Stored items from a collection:
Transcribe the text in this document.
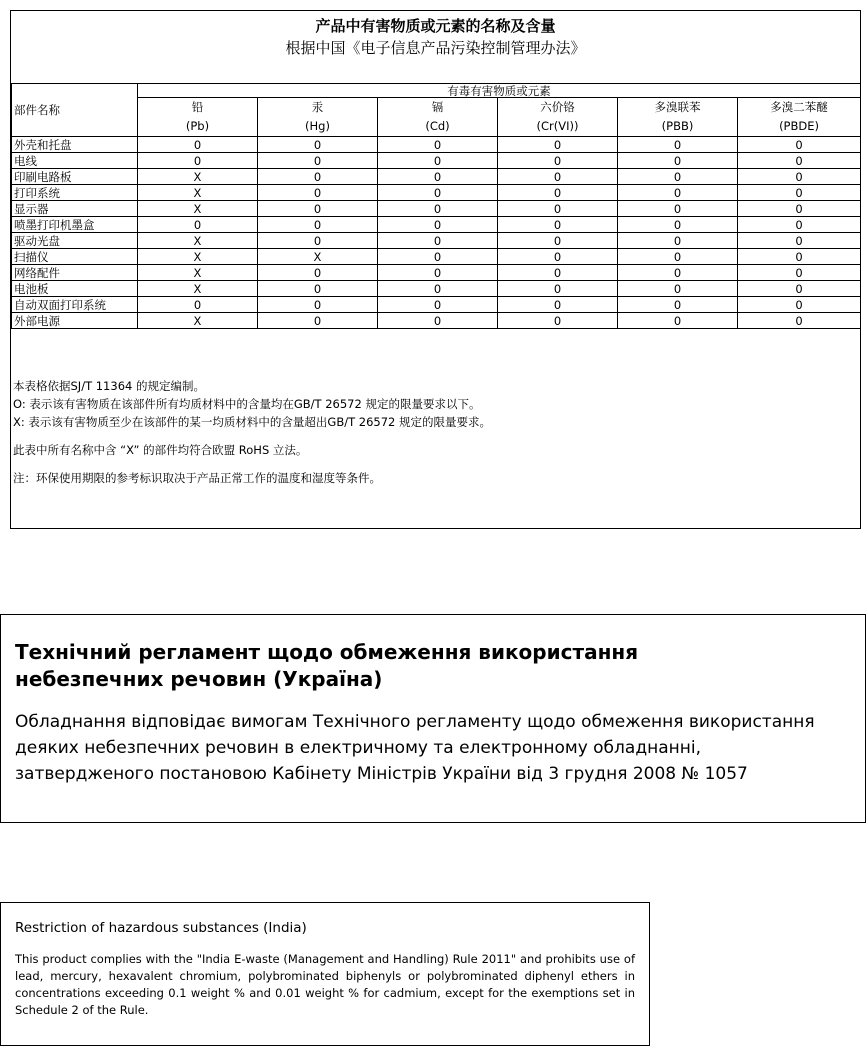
产品中有害物质或元素的名称及含量
根据中国《电子信息产品污染控制管理办法》
部件名称	有毒有害物质或元素					
	铅	汞	镉	六价铬	多溴联苯	多溴二苯醚
	(Pb)	(Hg)	(Cd)	(Cr(VI))	(PBB)	(PBDE)
外壳和托盘	0	0	0	0	0	0
电线	0	0	0	0	0	0
印刷电路板	X	0	0	0	0	0
打印系统	X	0	0	0	0	0
显示器	X	0	0	0	0	0
喷墨打印机墨盒	0	0	0	0	0	0
驱动光盘	X	0	0	0	0	0
扫描仪	X	X	0	0	0	0
网络配件	X	0	0	0	0	0
电池板	X	0	0	0	0	0
自动双面打印系统	0	0	0	0	0	0
外部电源	X	0	0	0	0	0
本表格依据SJ/T 11364 的规定编制。
O: 表示该有害物质在该部件所有均质材料中的含量均在GB/T 26572 规定的限量要求以下。
X: 表示该有害物质至少在该部件的某一均质材料中的含量超出GB/T 26572 规定的限量要求。
此表中所有名称中含 “X” 的部件均符合欧盟 RoHS 立法。
注：环保使用期限的参考标识取决于产品正常工作的温度和湿度等条件。
Технічний регламент щодо обмеження використання
небезпечних речовин (Україна)
Обладнання відповідає вимогам Технічного регламенту щодо обмеження використання
деяких небезпечних речовин в електричному та електронному обладнанні,
затвердженого постановою Кабінету Міністрів України від 3 грудня 2008 № 1057
Restriction of hazardous substances (India)
This product complies with the "India E-waste (Management and Handling) Rule 2011" and prohibits use of lead, mercury, hexavalent chromium, polybrominated biphenyls or polybrominated diphenyl ethers in concentrations exceeding 0.1 weight % and 0.01 weight % for cadmium, except for the exemptions set in Schedule 2 of the Rule.
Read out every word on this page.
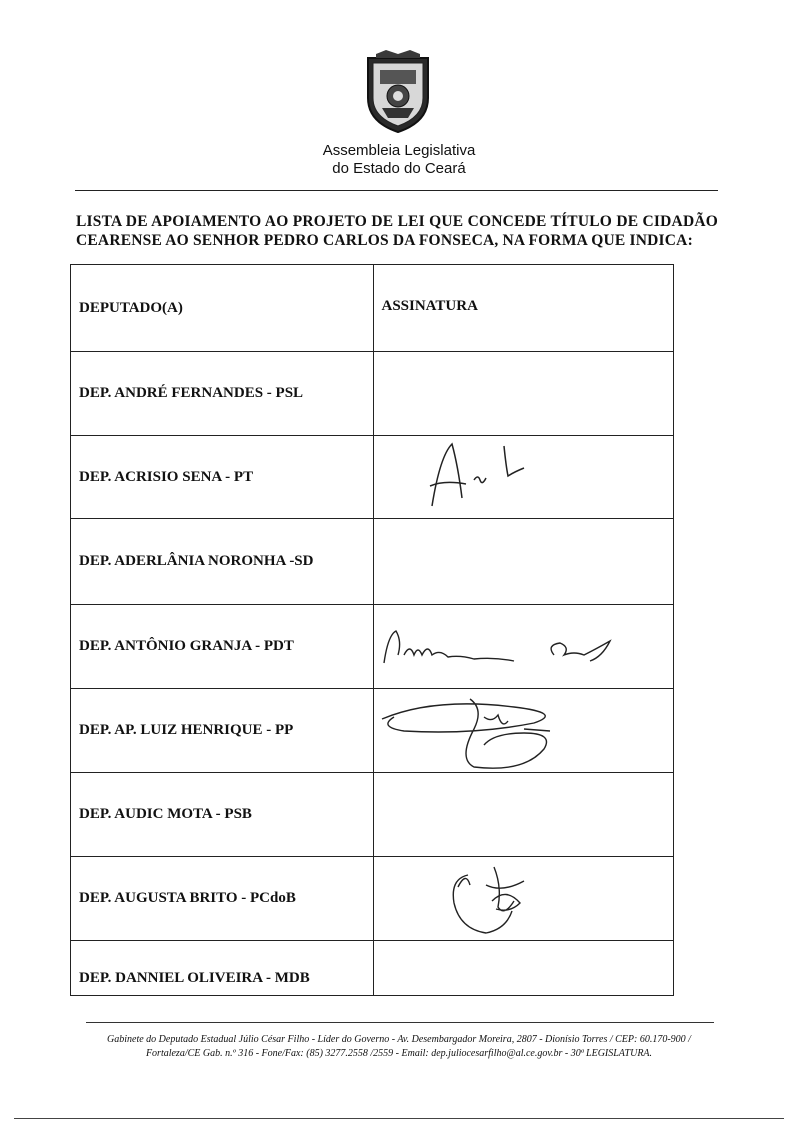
Assembleia Legislativa
do Estado do Ceará
LISTA DE APOIAMENTO AO PROJETO DE LEI QUE CONCEDE TÍTULO DE CIDADÃO CEARENSE AO SENHOR PEDRO CARLOS DA FONSECA, NA FORMA QUE INDICA:
DEPUTADO(A)	ASSINATURA
DEP. ANDRÉ FERNANDES - PSL	
DEP. ACRISIO SENA - PT	

DEP. ADERLÂNIA NORONHA -SD	
DEP. ANTÔNIO GRANJA - PDT	

DEP. AP. LUIZ HENRIQUE - PP	

DEP. AUDIC MOTA - PSB	
DEP. AUGUSTA BRITO - PCdoB	

DEP. DANNIEL OLIVEIRA - MDB	
Gabinete do Deputado Estadual Júlio César Filho - Líder do Governo - Av. Desembargador Moreira, 2807 - Dionísio Torres / CEP: 60.170-900 /
Fortaleza/CE Gab. n.º 316 - Fone/Fax: (85) 3277.2558 /2559 - Email: dep.juliocesarfilho@al.ce.gov.br - 30ª LEGISLATURA.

SHORT TASK =
The lines to repeat start at the one holding "Read out every word on this page." and run through the last line of the records above; write them out exactly, both ends included, but not the pictures.

FULL RESPONSE =
Read out every word on this page.
Assembleia Legislativa
do Estado do Ceará
LISTA DE APOIAMENTO AO PROJETO DE LEI QUE CONCEDE TÍTULO DE CIDADÃO CEARENSE AO SENHOR PEDRO CARLOS DA FONSECA, NA FORMA QUE INDICA:
DEPUTADO(A)	ASSINATURA
DEP. ANDRÉ FERNANDES - PSL	
DEP. ACRISIO SENA - PT	

DEP. ADERLÂNIA NORONHA -SD	
DEP. ANTÔNIO GRANJA - PDT	

DEP. AP. LUIZ HENRIQUE - PP	

DEP. AUDIC MOTA - PSB	
DEP. AUGUSTA BRITO - PCdoB	

DEP. DANNIEL OLIVEIRA - MDB	
Gabinete do Deputado Estadual Júlio César Filho - Líder do Governo - Av. Desembargador Moreira, 2807 - Dionísio Torres / CEP: 60.170-900 /
Fortaleza/CE Gab. n.º 316 - Fone/Fax: (85) 3277.2558 /2559 - Email: dep.juliocesarfilho@al.ce.gov.br - 30ª LEGISLATURA.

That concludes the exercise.